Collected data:
=-=-=-=-=
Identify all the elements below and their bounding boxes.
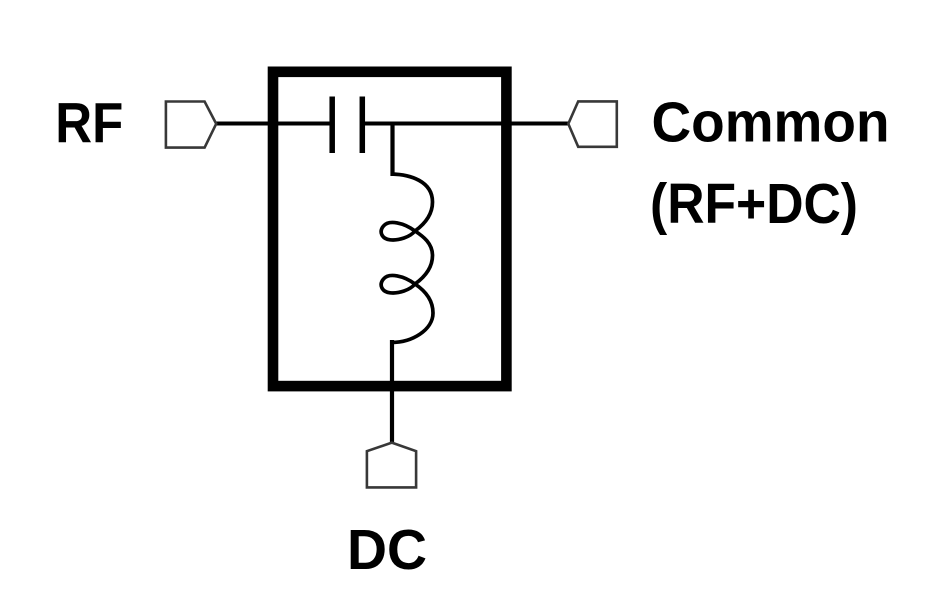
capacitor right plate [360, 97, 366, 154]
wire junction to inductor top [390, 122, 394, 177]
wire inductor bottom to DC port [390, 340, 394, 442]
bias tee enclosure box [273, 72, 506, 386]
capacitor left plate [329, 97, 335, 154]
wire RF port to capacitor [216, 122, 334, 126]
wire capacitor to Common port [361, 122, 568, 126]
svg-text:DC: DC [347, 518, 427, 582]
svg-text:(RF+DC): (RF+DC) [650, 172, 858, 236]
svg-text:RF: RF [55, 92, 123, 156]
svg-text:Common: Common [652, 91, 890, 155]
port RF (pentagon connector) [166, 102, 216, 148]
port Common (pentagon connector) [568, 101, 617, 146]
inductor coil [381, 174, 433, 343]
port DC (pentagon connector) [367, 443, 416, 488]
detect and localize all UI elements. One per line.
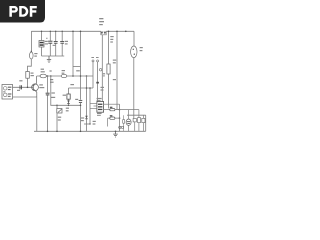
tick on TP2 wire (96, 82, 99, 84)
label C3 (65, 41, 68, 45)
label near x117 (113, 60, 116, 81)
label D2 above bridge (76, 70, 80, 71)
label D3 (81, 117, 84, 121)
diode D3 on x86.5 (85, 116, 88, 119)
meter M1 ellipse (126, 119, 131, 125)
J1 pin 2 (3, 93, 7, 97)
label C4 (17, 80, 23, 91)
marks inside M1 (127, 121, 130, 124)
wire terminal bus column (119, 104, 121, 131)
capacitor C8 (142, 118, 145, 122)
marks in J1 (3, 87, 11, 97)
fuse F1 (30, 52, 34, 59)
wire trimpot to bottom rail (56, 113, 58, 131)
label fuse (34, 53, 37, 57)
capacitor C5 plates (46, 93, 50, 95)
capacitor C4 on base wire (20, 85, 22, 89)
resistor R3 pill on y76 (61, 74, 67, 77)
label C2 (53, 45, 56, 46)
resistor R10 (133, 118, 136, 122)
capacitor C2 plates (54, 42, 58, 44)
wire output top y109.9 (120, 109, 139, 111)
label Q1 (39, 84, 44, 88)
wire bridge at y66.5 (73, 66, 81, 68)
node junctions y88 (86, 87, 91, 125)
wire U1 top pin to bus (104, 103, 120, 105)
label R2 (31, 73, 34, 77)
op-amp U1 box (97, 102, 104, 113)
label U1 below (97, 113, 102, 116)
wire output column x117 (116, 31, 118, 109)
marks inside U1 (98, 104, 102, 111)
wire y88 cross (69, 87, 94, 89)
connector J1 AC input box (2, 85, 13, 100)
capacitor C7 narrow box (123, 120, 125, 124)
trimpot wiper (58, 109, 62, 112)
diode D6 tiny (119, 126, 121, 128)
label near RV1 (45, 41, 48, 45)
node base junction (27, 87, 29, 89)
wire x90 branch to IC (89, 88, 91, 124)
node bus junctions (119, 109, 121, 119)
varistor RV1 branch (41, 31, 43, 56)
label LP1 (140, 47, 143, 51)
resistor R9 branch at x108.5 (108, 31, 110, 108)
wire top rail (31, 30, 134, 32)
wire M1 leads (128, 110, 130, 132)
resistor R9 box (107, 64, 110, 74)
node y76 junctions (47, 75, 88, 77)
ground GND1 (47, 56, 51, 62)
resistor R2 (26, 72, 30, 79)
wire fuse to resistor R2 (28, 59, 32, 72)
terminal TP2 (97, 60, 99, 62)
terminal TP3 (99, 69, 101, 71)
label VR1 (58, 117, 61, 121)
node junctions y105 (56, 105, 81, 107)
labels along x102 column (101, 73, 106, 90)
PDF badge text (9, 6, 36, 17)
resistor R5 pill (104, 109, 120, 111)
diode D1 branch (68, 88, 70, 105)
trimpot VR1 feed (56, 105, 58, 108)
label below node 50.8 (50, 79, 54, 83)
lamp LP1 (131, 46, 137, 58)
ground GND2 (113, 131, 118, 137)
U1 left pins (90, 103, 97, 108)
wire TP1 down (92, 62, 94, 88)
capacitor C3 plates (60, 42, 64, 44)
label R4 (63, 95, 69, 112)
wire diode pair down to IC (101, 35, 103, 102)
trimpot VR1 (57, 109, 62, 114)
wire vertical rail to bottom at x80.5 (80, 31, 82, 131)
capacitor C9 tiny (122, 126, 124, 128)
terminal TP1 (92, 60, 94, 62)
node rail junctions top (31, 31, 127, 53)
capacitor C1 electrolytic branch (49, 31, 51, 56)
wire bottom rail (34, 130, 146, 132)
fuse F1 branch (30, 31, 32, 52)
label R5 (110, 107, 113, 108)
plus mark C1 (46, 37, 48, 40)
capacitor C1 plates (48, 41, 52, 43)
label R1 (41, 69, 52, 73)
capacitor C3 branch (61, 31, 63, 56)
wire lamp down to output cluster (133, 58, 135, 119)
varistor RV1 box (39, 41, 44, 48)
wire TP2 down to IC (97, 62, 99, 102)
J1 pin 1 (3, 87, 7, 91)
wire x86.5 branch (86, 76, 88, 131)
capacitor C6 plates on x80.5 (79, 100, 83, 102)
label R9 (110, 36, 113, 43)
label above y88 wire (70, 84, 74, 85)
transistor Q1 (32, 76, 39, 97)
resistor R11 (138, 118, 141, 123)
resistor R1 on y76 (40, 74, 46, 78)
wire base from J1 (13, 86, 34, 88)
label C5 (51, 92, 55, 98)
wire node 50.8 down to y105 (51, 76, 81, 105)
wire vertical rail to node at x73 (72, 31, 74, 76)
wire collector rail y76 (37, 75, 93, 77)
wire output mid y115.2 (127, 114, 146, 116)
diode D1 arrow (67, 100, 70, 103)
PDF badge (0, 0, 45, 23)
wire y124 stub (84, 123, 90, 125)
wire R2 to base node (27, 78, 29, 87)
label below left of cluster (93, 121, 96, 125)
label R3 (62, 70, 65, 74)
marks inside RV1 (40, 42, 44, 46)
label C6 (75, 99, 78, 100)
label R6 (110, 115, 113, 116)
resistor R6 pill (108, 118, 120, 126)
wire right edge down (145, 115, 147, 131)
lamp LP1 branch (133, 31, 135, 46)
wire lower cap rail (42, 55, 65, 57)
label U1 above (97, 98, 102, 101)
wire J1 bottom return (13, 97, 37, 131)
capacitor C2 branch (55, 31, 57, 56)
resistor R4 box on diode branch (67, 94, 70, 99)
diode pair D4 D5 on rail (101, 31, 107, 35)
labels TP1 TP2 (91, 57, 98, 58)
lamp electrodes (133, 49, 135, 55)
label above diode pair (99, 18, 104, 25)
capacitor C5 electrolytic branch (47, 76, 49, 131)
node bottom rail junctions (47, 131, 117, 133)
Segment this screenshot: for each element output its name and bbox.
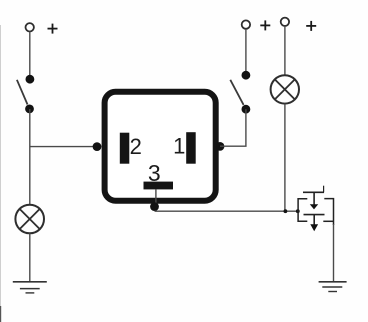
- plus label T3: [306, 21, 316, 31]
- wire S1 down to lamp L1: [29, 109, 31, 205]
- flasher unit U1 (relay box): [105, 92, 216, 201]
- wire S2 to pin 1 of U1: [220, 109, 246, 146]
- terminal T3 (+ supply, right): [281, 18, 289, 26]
=-=-=-=-=
WORK REQUIRED →
Pull out every line of the records above word for word, and leave the pictures out.

OUTPUT FOR THIS EXERCISE →
Identify all the elements below and their bounding boxes.
capacitor right plate [360, 97, 366, 154]
wire junction to inductor top [390, 122, 394, 177]
wire inductor bottom to DC port [390, 340, 394, 442]
bias tee enclosure box [273, 72, 506, 386]
capacitor left plate [329, 97, 335, 154]
wire RF port to capacitor [216, 122, 334, 126]
wire capacitor to Common port [361, 122, 568, 126]
svg-text:DC: DC [347, 518, 427, 582]
svg-text:(RF+DC): (RF+DC) [650, 172, 858, 236]
svg-text:RF: RF [55, 92, 123, 156]
svg-text:Common: Common [652, 91, 890, 155]
port RF (pentagon connector) [166, 102, 216, 148]
port Common (pentagon connector) [568, 101, 617, 146]
inductor coil [381, 174, 433, 343]
port DC (pentagon connector) [367, 443, 416, 488]
detect and localize all UI elements. One per line.
tick on TP2 wire (96, 82, 99, 84)
label C3 (65, 41, 68, 45)
label near x117 (113, 60, 116, 81)
label D2 above bridge (76, 70, 80, 71)
label D3 (81, 117, 84, 121)
diode D3 on x86.5 (85, 116, 88, 119)
meter M1 ellipse (126, 119, 131, 125)
J1 pin 2 (3, 93, 7, 97)
label C4 (17, 80, 23, 91)
marks inside M1 (127, 121, 130, 124)
wire terminal bus column (119, 104, 121, 131)
capacitor C8 (142, 118, 145, 122)
marks in J1 (3, 87, 11, 97)
fuse F1 (30, 52, 34, 59)
wire trimpot to bottom rail (56, 113, 58, 131)
label fuse (34, 53, 37, 57)
capacitor C5 plates (46, 93, 50, 95)
capacitor C4 on base wire (20, 85, 22, 89)
resistor R3 pill on y76 (61, 74, 67, 77)
label C2 (53, 45, 56, 46)
resistor R10 (133, 118, 136, 122)
capacitor C2 plates (54, 42, 58, 44)
wire output top y109.9 (120, 109, 139, 111)
label Q1 (39, 84, 44, 88)
wire bridge at y66.5 (73, 66, 81, 68)
node junctions y88 (86, 87, 91, 125)
wire U1 top pin to bus (104, 103, 120, 105)
label R2 (31, 73, 34, 77)
op-amp U1 box (97, 102, 104, 113)
label U1 below (97, 113, 102, 116)
wire output column x117 (116, 31, 118, 109)
marks inside U1 (98, 104, 102, 111)
wire y88 cross (69, 87, 94, 89)
connector J1 AC input box (2, 85, 13, 100)
capacitor C7 narrow box (123, 120, 125, 124)
trimpot wiper (58, 109, 62, 112)
diode D6 tiny (119, 126, 121, 128)
label near RV1 (45, 41, 48, 45)
node base junction (27, 87, 29, 89)
wire x90 branch to IC (89, 88, 91, 124)
node bus junctions (119, 109, 121, 119)
varistor RV1 branch (41, 31, 43, 56)
label LP1 (140, 47, 143, 51)
resistor R9 branch at x108.5 (108, 31, 110, 108)
wire top rail (31, 30, 134, 32)
wire M1 leads (128, 110, 130, 132)
resistor R9 box (107, 64, 110, 74)
node y76 junctions (47, 75, 88, 77)
ground GND1 (47, 56, 51, 62)
resistor R2 (26, 72, 30, 79)
wire fuse to resistor R2 (28, 59, 32, 72)
terminal TP2 (97, 60, 99, 62)
terminal TP3 (99, 69, 101, 71)
label VR1 (58, 117, 61, 121)
node junctions y105 (56, 105, 81, 107)
labels along x102 column (101, 73, 106, 90)
PDF badge text (9, 6, 36, 17)
resistor R5 pill (104, 109, 120, 111)
diode D1 branch (68, 88, 70, 105)
trimpot VR1 feed (56, 105, 58, 108)
label below node 50.8 (50, 79, 54, 83)
lamp LP1 (131, 46, 137, 58)
ground GND2 (113, 131, 118, 137)
U1 left pins (90, 103, 97, 108)
wire TP1 down (92, 62, 94, 88)
capacitor C3 plates (60, 42, 64, 44)
label R4 (63, 95, 69, 112)
wire diode pair down to IC (101, 35, 103, 102)
trimpot VR1 (57, 109, 62, 114)
wire vertical rail to bottom at x80.5 (80, 31, 82, 131)
capacitor C9 tiny (122, 126, 124, 128)
terminal TP1 (92, 60, 94, 62)
node rail junctions top (31, 31, 127, 53)
capacitor C1 electrolytic branch (49, 31, 51, 56)
wire bottom rail (34, 130, 146, 132)
fuse F1 branch (30, 31, 32, 52)
label R5 (110, 107, 113, 108)
plus mark C1 (46, 37, 48, 40)
capacitor C1 plates (48, 41, 52, 43)
label R1 (41, 69, 52, 73)
capacitor C3 branch (61, 31, 63, 56)
wire lamp down to output cluster (133, 58, 135, 119)
varistor RV1 box (39, 41, 44, 48)
wire TP2 down to IC (97, 62, 99, 102)
J1 pin 1 (3, 87, 7, 91)
wire x86.5 branch (86, 76, 88, 131)
capacitor C6 plates on x80.5 (79, 100, 83, 102)
label R9 (110, 36, 113, 43)
label above y88 wire (70, 84, 74, 85)
transistor Q1 (32, 76, 39, 97)
resistor R11 (138, 118, 141, 123)
resistor R1 on y76 (40, 74, 46, 78)
wire base from J1 (13, 86, 34, 88)
label C5 (51, 92, 55, 98)
wire node 50.8 down to y105 (51, 76, 81, 105)
wire vertical rail to node at x73 (72, 31, 74, 76)
wire collector rail y76 (37, 75, 93, 77)
wire output mid y115.2 (127, 114, 146, 116)
diode D1 arrow (67, 100, 70, 103)
PDF badge (0, 0, 45, 23)
wire y124 stub (84, 123, 90, 125)
wire R2 to base node (27, 78, 29, 87)
label below left of cluster (93, 121, 96, 125)
label R3 (62, 70, 65, 74)
marks inside RV1 (40, 42, 44, 46)
label C6 (75, 99, 78, 100)
label R6 (110, 115, 113, 116)
resistor R6 pill (108, 118, 120, 126)
wire right edge down (145, 115, 147, 131)
lamp LP1 branch (133, 31, 135, 46)
wire lower cap rail (42, 55, 65, 57)
label U1 above (97, 98, 102, 101)
wire J1 bottom return (13, 97, 37, 131)
capacitor C2 branch (55, 31, 57, 56)
resistor R4 box on diode branch (67, 94, 70, 99)
diode pair D4 D5 on rail (101, 31, 107, 35)
labels TP1 TP2 (91, 57, 98, 58)
lamp electrodes (133, 49, 135, 55)
label above diode pair (99, 18, 104, 25)
capacitor C5 electrolytic branch (47, 76, 49, 131)
node bottom rail junctions (47, 131, 117, 133)
Segment this screenshot: for each element output its name and bbox.
- plus label T3: [306, 21, 316, 31]
- wire S1 down to lamp L1: [29, 109, 31, 205]
- flasher unit U1 (relay box): [105, 92, 216, 201]
- wire S2 to pin 1 of U1: [220, 109, 246, 146]
- terminal T3 (+ supply, right): [281, 18, 289, 26]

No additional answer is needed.